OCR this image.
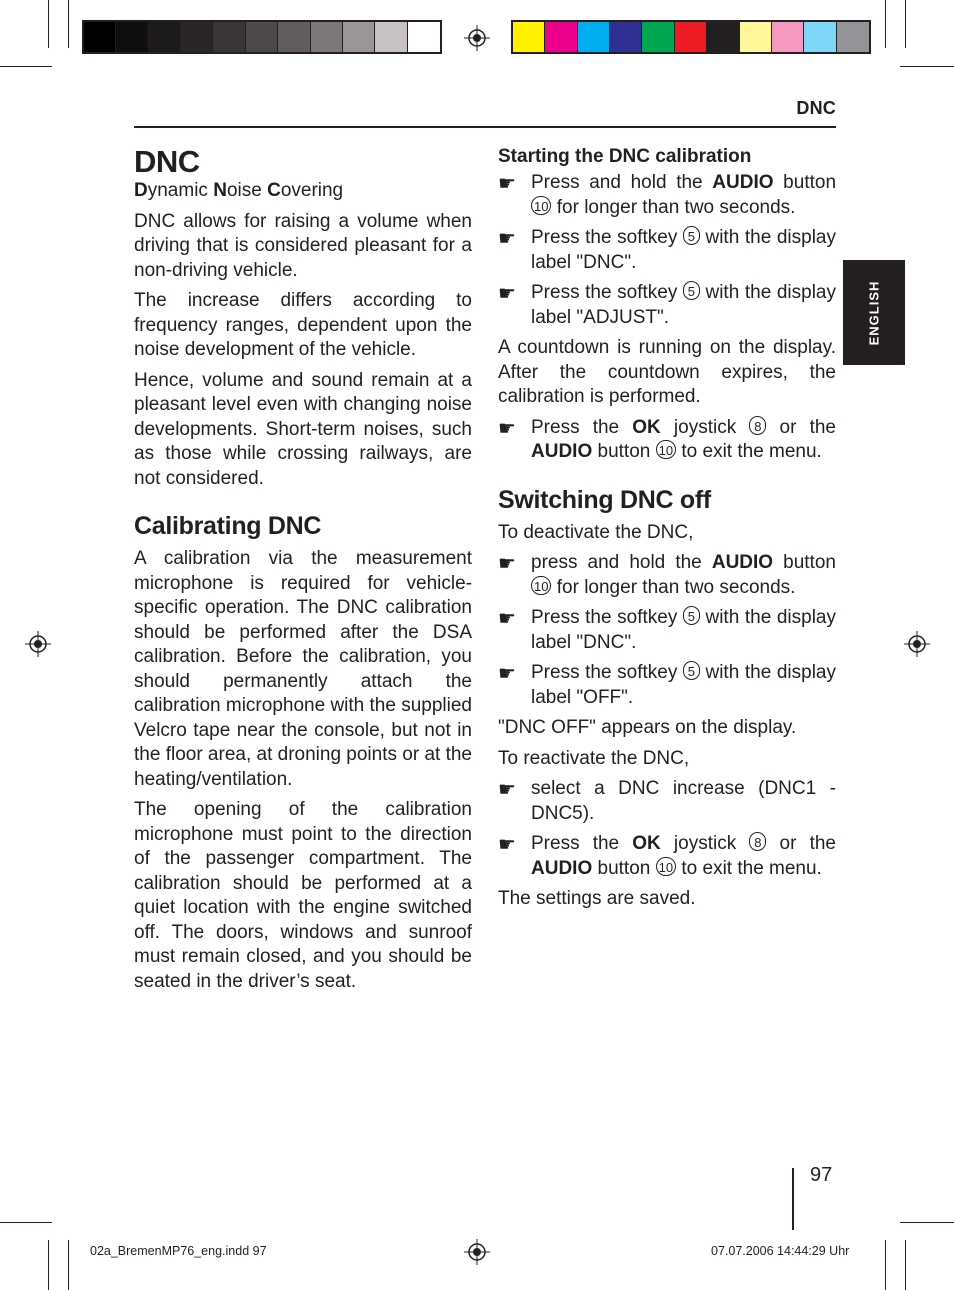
DNC
ENGLISH
DNC

Dynamic Noise Covering

DNC allows for raising a volume when driving that is considered pleasant for a non-driving vehicle.

The increase differs according to frequency ranges, dependent upon the noise development of the vehicle.

Hence, volume and sound remain at a pleasant level even with changing noise developments. Short-term noises, such as those while crossing railways, are not considered.

Calibrating DNC

A calibration via the measurement microphone is required for vehicle-specific operation. The DNC calibration should be performed after the DSA calibration. Before the calibration, you should permanently attach the calibration microphone with the supplied Velcro tape near the console, but not in the floor area, at droning points or at the heating/ventilation.

The opening of the calibration microphone must point to the direction of the passenger compartment. The calibration should be performed at a quiet location with the engine switched off. The doors, windows and sunroof must remain closed, and you should be seated in the driver’s seat.

Starting the DNC calibration
☛ Press and hold the AUDIO button 10 for longer than two seconds.
☛ Press the softkey 5 with the display label "DNC".
☛ Press the softkey 5 with the display label "ADJUST".

A countdown is running on the display. After the countdown expires, the calibration is performed.

☛ Press the OK joystick 8 or the AUDIO button 10 to exit the menu.
Switching DNC off

To deactivate the DNC,

☛ press and hold the AUDIO button 10 for longer than two seconds.
☛ Press the softkey 5 with the display label "DNC".
☛ Press the softkey 5 with the display label "OFF".

"DNC OFF" appears on the display.

To reactivate the DNC,

☛ select a DNC increase (DNC1 - DNC5).
☛ Press the OK joystick 8 or the AUDIO button 10 to exit the menu.

The settings are saved.

97
02a_BremenMP76_eng.indd 97	07.07.2006 14:44:29 Uhr
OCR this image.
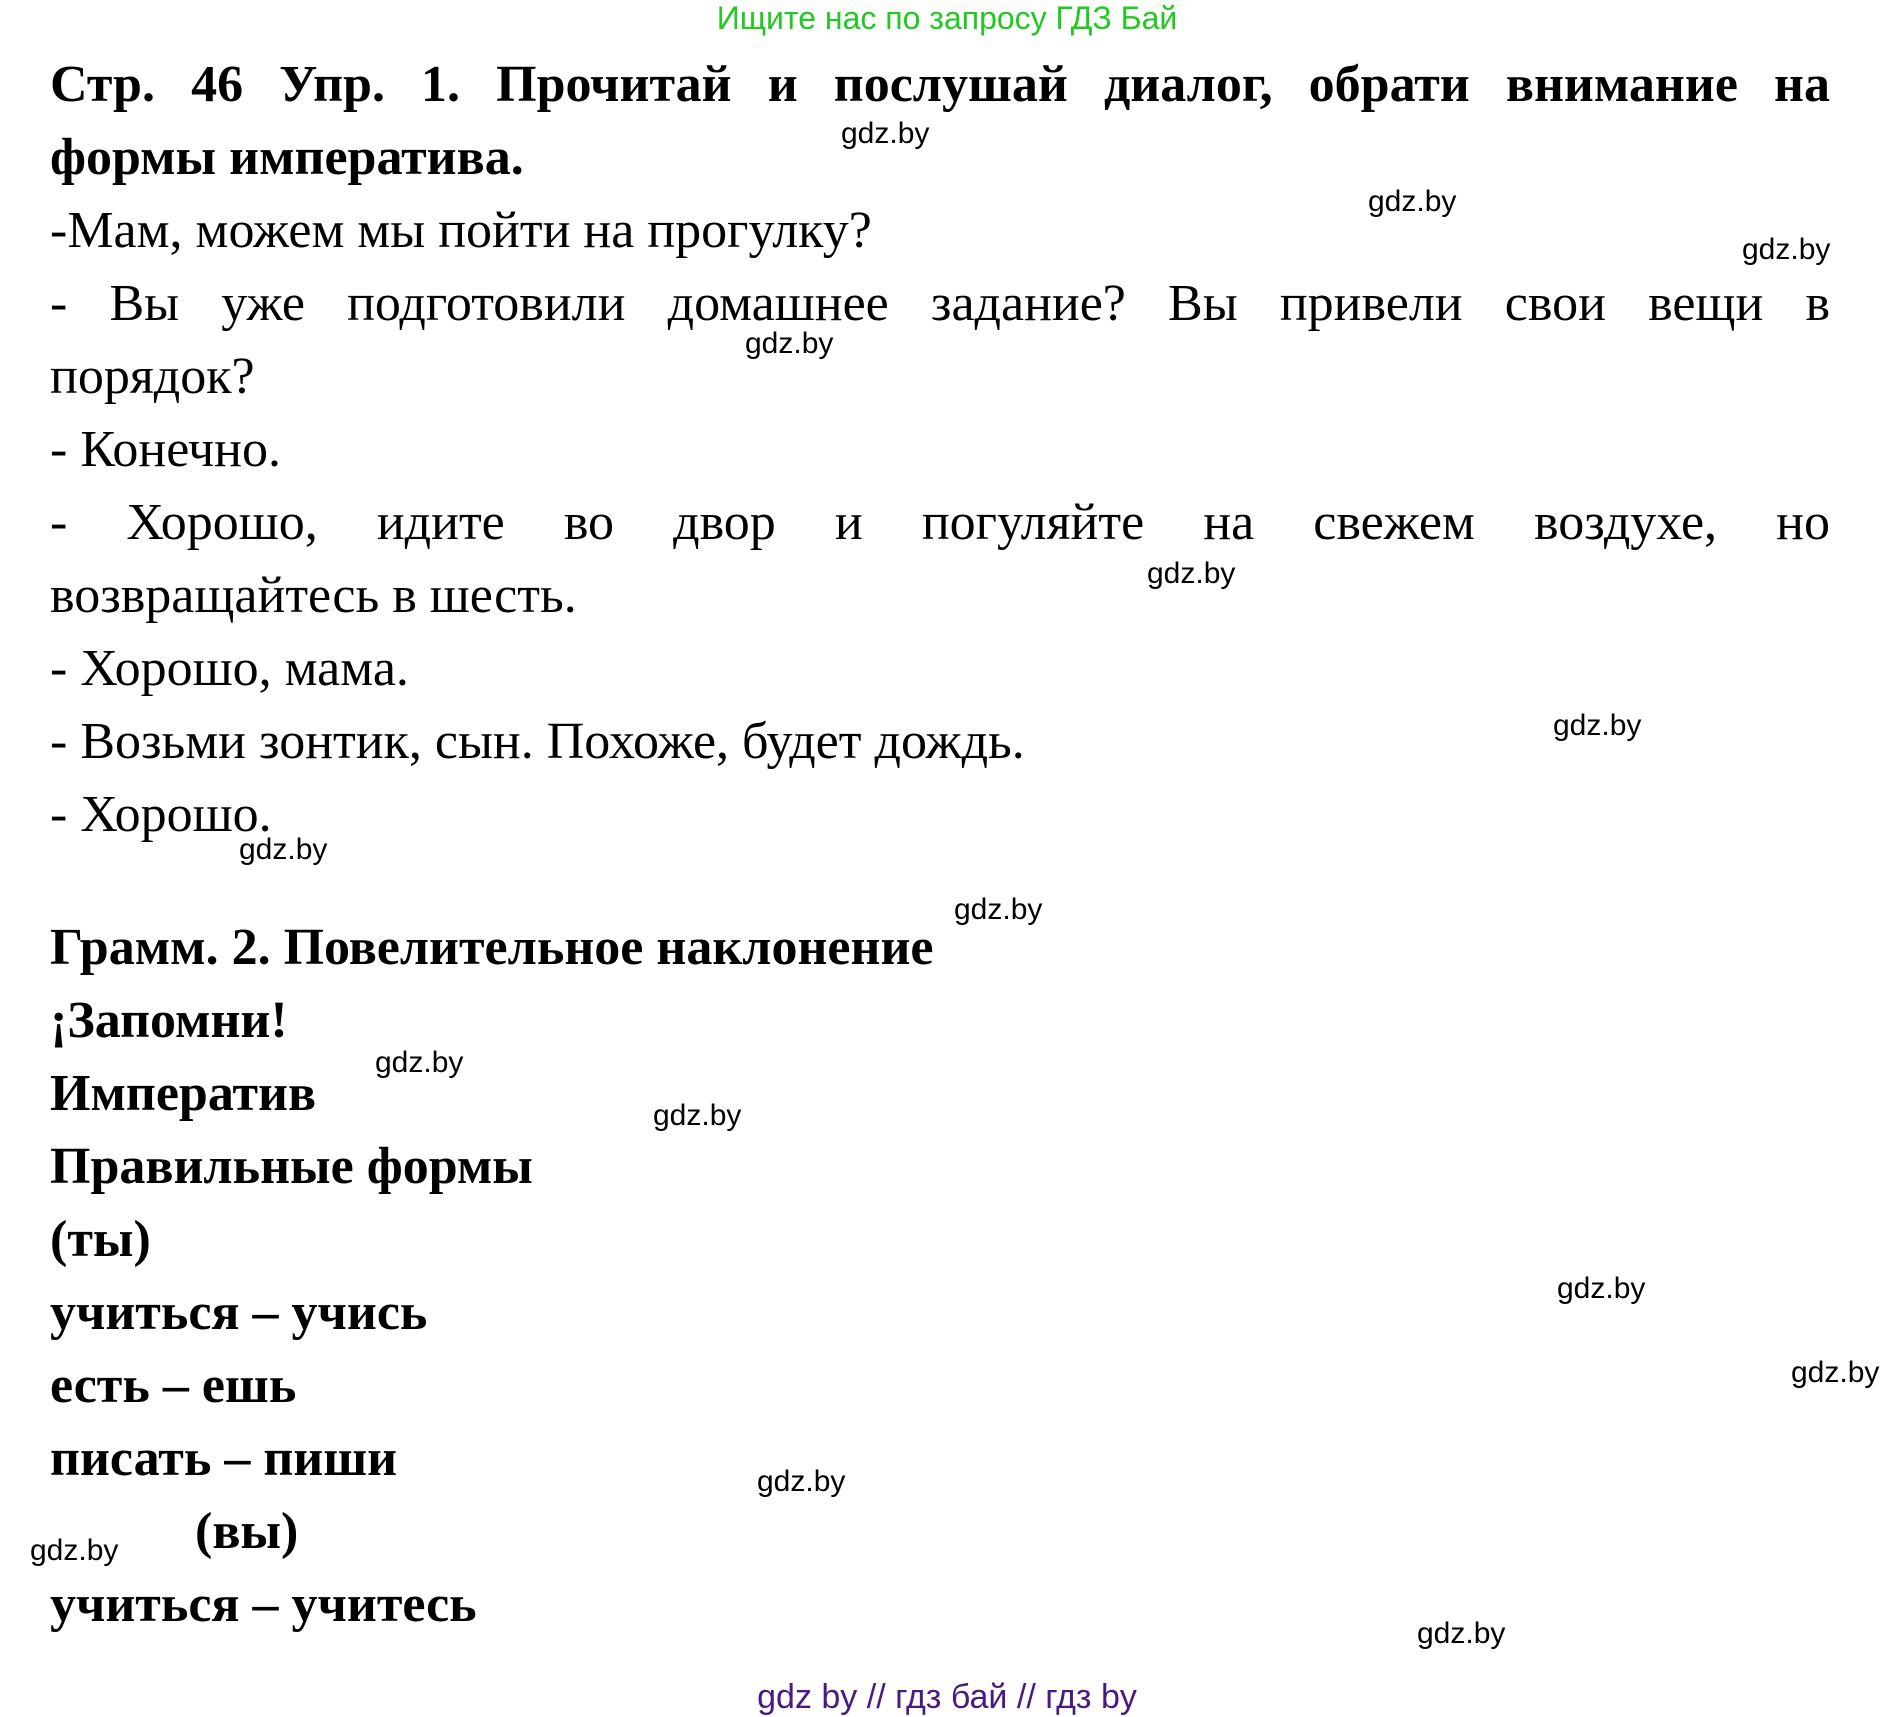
Ищите нас по запросу ГДЗ Бай
Стр. 46 Упр. 1. Прочитай и послушай диалог, обрати внимание на
формы императива.
-Мам, можем мы пойти на прогулку?
- Вы уже подготовили домашнее задание? Вы привели свои вещи в
порядок?
- Конечно.
- Хорошо, идите во двор и погуляйте на свежем воздухе, но
возвращайтесь в шесть.
- Хорошо, мама.
- Возьми зонтик, сын. Похоже, будет дождь.
- Хорошо.
Грамм. 2. Повелительное наклонение
¡Запомни!
Императив
Правильные формы
(ты)
учиться – учись
есть – ешь
писать – пиши
(вы)
учиться – учитесь
gdz.by
gdz.by
gdz.by
gdz.by
gdz.by
gdz.by
gdz.by
gdz.by
gdz.by
gdz.by
gdz.by
gdz.by
gdz.by
gdz.by
gdz.by
gdz by // гдз бай // гдз by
********
▶ Task to carry out: Where a line of the data holds "label", show that line.

▶ Full solution:
☛ Press the softkey 5 with the display label "DNC".
☛ Press the softkey 5 with the display label "ADJUST".
☛ Press the softkey 5 with the display label "DNC".
☛ Press the softkey 5 with the display label "OFF".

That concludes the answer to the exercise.